Data extracted from a collection

* BEGIN *

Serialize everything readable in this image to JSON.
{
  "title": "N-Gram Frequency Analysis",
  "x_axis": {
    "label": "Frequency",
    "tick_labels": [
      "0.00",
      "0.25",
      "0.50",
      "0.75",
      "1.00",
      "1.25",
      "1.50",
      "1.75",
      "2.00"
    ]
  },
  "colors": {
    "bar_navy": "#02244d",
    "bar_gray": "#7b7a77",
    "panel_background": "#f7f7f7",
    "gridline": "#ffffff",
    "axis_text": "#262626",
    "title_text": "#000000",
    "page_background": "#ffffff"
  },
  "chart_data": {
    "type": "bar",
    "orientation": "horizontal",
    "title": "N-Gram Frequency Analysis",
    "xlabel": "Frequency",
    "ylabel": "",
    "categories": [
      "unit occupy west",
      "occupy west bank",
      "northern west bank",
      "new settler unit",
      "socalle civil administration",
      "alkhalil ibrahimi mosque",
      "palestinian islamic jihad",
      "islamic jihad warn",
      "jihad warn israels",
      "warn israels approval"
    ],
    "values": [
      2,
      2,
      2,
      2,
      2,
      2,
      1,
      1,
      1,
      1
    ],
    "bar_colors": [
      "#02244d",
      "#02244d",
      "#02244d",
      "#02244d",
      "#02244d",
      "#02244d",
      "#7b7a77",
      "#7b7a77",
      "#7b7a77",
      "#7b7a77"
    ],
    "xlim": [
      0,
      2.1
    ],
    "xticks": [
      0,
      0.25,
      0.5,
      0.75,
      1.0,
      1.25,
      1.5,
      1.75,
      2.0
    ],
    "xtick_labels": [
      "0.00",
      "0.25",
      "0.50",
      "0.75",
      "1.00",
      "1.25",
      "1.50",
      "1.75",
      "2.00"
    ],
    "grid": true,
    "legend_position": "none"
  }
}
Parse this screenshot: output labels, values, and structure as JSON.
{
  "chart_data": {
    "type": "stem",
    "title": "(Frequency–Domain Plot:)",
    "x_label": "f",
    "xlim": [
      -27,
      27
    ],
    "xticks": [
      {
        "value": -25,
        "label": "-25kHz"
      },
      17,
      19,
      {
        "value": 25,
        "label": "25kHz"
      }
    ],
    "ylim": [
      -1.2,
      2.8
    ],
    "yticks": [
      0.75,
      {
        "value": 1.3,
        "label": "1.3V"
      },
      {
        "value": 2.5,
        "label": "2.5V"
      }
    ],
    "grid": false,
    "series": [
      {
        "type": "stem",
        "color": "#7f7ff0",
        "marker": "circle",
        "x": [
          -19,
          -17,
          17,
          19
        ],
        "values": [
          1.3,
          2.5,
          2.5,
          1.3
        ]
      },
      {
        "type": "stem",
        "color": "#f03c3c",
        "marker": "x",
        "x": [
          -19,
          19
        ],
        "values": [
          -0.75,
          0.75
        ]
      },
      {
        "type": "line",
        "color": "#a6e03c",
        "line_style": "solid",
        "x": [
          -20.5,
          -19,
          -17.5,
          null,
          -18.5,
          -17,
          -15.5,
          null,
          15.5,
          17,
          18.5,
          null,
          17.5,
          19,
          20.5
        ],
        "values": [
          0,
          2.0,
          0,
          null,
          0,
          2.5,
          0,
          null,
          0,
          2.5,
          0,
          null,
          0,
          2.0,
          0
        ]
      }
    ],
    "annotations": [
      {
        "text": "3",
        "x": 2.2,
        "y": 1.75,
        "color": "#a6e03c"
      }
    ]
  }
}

* END *

What you should do –
The entries above must be returned exactly.

Full output –
Serialize everything readable in this image to JSON.
{
  "title": "N-Gram Frequency Analysis",
  "x_axis": {
    "label": "Frequency",
    "tick_labels": [
      "0.00",
      "0.25",
      "0.50",
      "0.75",
      "1.00",
      "1.25",
      "1.50",
      "1.75",
      "2.00"
    ]
  },
  "colors": {
    "bar_navy": "#02244d",
    "bar_gray": "#7b7a77",
    "panel_background": "#f7f7f7",
    "gridline": "#ffffff",
    "axis_text": "#262626",
    "title_text": "#000000",
    "page_background": "#ffffff"
  },
  "chart_data": {
    "type": "bar",
    "orientation": "horizontal",
    "title": "N-Gram Frequency Analysis",
    "xlabel": "Frequency",
    "ylabel": "",
    "categories": [
      "unit occupy west",
      "occupy west bank",
      "northern west bank",
      "new settler unit",
      "socalle civil administration",
      "alkhalil ibrahimi mosque",
      "palestinian islamic jihad",
      "islamic jihad warn",
      "jihad warn israels",
      "warn israels approval"
    ],
    "values": [
      2,
      2,
      2,
      2,
      2,
      2,
      1,
      1,
      1,
      1
    ],
    "bar_colors": [
      "#02244d",
      "#02244d",
      "#02244d",
      "#02244d",
      "#02244d",
      "#02244d",
      "#7b7a77",
      "#7b7a77",
      "#7b7a77",
      "#7b7a77"
    ],
    "xlim": [
      0,
      2.1
    ],
    "xticks": [
      0,
      0.25,
      0.5,
      0.75,
      1.0,
      1.25,
      1.5,
      1.75,
      2.0
    ],
    "xtick_labels": [
      "0.00",
      "0.25",
      "0.50",
      "0.75",
      "1.00",
      "1.25",
      "1.50",
      "1.75",
      "2.00"
    ],
    "grid": true,
    "legend_position": "none"
  }
}
Parse this screenshot: output labels, values, and structure as JSON.
{
  "chart_data": {
    "type": "stem",
    "title": "(Frequency–Domain Plot:)",
    "x_label": "f",
    "xlim": [
      -27,
      27
    ],
    "xticks": [
      {
        "value": -25,
        "label": "-25kHz"
      },
      17,
      19,
      {
        "value": 25,
        "label": "25kHz"
      }
    ],
    "ylim": [
      -1.2,
      2.8
    ],
    "yticks": [
      0.75,
      {
        "value": 1.3,
        "label": "1.3V"
      },
      {
        "value": 2.5,
        "label": "2.5V"
      }
    ],
    "grid": false,
    "series": [
      {
        "type": "stem",
        "color": "#7f7ff0",
        "marker": "circle",
        "x": [
          -19,
          -17,
          17,
          19
        ],
        "values": [
          1.3,
          2.5,
          2.5,
          1.3
        ]
      },
      {
        "type": "stem",
        "color": "#f03c3c",
        "marker": "x",
        "x": [
          -19,
          19
        ],
        "values": [
          -0.75,
          0.75
        ]
      },
      {
        "type": "line",
        "color": "#a6e03c",
        "line_style": "solid",
        "x": [
          -20.5,
          -19,
          -17.5,
          null,
          -18.5,
          -17,
          -15.5,
          null,
          15.5,
          17,
          18.5,
          null,
          17.5,
          19,
          20.5
        ],
        "values": [
          0,
          2.0,
          0,
          null,
          0,
          2.5,
          0,
          null,
          0,
          2.5,
          0,
          null,
          0,
          2.0,
          0
        ]
      }
    ],
    "annotations": [
      {
        "text": "3",
        "x": 2.2,
        "y": 1.75,
        "color": "#a6e03c"
      }
    ]
  }
}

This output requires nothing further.